● **What you have to do**: Pull every line containing "Fuente" out of the material below.

● **Data provided**:

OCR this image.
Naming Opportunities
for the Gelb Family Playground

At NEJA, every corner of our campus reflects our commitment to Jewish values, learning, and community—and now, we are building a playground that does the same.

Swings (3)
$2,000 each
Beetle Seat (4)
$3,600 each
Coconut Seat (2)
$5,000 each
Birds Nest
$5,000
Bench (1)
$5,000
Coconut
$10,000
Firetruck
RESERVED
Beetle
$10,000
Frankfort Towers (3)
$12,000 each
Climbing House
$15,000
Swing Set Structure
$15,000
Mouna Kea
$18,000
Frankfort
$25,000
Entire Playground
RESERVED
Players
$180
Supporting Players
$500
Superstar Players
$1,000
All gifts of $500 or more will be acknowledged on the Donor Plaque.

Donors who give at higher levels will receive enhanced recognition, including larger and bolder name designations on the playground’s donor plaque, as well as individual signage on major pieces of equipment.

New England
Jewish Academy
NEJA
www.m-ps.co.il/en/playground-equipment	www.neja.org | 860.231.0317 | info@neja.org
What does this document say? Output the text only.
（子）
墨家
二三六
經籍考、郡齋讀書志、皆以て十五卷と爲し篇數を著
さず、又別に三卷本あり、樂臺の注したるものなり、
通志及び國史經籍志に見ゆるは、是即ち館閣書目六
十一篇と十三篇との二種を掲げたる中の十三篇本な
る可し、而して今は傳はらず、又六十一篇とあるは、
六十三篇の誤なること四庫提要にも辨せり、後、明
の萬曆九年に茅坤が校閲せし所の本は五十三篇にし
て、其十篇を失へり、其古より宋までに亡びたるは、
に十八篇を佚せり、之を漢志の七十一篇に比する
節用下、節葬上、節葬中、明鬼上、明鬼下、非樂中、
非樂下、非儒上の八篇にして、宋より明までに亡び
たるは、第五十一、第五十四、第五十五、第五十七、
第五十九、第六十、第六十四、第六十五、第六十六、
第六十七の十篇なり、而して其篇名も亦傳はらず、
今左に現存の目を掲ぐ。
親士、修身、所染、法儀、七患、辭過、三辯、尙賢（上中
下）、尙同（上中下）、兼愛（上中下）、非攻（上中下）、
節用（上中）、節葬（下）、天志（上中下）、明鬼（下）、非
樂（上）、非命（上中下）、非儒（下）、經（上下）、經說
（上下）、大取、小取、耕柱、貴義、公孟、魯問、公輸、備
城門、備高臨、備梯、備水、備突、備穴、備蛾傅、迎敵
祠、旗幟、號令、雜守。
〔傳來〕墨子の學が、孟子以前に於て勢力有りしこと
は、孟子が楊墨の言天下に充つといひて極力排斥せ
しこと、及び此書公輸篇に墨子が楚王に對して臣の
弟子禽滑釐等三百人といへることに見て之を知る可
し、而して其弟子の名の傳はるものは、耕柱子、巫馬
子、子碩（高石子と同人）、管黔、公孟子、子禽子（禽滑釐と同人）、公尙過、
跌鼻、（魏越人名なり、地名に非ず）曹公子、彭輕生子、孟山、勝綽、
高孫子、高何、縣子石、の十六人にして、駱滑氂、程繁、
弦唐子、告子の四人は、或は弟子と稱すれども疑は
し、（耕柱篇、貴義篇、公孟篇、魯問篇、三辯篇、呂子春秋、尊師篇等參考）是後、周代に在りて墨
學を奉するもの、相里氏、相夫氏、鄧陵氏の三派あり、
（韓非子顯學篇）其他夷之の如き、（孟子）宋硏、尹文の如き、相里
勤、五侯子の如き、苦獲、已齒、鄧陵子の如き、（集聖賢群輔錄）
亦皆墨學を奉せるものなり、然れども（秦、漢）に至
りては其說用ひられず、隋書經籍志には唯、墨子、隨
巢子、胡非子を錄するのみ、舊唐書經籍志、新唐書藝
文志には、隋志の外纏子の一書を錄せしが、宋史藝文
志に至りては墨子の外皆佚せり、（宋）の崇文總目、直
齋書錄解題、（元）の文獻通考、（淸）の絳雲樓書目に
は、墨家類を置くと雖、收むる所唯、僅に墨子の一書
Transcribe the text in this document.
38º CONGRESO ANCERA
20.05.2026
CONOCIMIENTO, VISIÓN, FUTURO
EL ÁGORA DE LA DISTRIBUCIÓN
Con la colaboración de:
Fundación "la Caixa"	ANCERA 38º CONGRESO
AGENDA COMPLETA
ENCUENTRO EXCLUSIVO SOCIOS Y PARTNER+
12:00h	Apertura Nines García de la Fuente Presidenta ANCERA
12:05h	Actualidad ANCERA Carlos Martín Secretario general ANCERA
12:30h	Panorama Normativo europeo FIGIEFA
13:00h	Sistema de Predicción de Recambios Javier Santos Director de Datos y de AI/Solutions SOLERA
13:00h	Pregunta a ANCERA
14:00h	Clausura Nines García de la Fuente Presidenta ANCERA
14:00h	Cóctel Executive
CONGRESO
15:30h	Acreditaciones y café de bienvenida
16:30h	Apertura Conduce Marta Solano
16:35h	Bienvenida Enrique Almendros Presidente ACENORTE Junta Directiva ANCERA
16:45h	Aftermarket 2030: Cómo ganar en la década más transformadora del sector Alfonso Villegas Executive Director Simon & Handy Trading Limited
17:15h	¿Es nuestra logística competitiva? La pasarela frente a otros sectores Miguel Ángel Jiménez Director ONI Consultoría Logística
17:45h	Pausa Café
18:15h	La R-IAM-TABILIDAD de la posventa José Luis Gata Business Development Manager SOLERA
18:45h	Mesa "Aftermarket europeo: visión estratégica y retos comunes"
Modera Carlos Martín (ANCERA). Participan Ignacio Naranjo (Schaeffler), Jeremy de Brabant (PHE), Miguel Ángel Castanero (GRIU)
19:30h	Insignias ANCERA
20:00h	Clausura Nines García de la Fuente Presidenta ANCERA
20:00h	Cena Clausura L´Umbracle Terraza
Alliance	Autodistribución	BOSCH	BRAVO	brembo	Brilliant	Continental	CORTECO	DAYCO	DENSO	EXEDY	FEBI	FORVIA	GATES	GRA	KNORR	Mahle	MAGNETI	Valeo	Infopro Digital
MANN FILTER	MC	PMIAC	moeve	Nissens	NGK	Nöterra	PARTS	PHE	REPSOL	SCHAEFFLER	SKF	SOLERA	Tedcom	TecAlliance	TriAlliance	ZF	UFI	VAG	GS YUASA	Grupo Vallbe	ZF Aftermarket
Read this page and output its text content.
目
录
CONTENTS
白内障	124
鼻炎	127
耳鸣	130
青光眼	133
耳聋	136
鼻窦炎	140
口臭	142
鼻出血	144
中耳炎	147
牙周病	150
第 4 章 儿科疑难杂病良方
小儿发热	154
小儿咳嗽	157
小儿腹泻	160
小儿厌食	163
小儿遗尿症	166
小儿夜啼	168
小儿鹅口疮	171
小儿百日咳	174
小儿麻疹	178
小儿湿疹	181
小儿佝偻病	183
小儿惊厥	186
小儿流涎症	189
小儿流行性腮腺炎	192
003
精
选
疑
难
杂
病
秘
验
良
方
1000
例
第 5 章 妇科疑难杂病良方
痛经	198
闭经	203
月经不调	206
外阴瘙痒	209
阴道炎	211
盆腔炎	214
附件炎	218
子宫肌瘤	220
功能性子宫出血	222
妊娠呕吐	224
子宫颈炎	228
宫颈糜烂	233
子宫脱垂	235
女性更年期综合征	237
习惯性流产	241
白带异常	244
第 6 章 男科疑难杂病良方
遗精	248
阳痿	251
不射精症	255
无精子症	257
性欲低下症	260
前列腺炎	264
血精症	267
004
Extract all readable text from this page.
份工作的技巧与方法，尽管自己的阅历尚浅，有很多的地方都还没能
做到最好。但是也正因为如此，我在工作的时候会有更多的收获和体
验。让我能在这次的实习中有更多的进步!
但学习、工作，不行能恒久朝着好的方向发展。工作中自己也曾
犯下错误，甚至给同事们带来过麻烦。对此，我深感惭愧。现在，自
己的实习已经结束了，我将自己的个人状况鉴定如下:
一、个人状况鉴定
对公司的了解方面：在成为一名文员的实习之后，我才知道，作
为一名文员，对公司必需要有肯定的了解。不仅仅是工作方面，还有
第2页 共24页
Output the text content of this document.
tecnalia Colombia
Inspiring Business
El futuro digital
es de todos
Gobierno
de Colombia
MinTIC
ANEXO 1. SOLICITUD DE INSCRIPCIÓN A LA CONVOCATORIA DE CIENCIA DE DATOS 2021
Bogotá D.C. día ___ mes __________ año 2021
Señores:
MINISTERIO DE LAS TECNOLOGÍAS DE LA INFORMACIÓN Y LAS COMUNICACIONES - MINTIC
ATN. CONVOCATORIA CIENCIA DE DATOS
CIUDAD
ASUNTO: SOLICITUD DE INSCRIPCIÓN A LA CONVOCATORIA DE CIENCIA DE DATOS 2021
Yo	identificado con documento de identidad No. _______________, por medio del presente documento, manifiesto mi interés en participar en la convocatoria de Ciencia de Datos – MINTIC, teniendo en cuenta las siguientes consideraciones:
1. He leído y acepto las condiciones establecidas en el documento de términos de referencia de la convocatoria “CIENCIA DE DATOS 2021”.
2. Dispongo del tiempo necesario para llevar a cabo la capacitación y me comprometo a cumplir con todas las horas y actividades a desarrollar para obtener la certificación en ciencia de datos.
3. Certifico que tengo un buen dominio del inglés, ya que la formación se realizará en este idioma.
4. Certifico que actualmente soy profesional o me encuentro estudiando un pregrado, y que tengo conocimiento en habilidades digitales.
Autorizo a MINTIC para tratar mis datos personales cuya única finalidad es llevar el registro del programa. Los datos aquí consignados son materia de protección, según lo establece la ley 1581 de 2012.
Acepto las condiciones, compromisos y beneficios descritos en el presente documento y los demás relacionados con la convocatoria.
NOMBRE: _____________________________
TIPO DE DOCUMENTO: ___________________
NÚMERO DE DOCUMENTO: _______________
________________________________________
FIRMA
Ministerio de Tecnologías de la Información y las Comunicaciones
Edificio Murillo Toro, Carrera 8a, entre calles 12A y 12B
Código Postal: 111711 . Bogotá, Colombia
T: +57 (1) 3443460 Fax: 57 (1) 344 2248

● **Full response**:
12:00h	Apertura Nines García de la Fuente Presidenta ANCERA
14:00h	Clausura Nines García de la Fuente Presidenta ANCERA
20:00h	Clausura Nines García de la Fuente Presidenta ANCERA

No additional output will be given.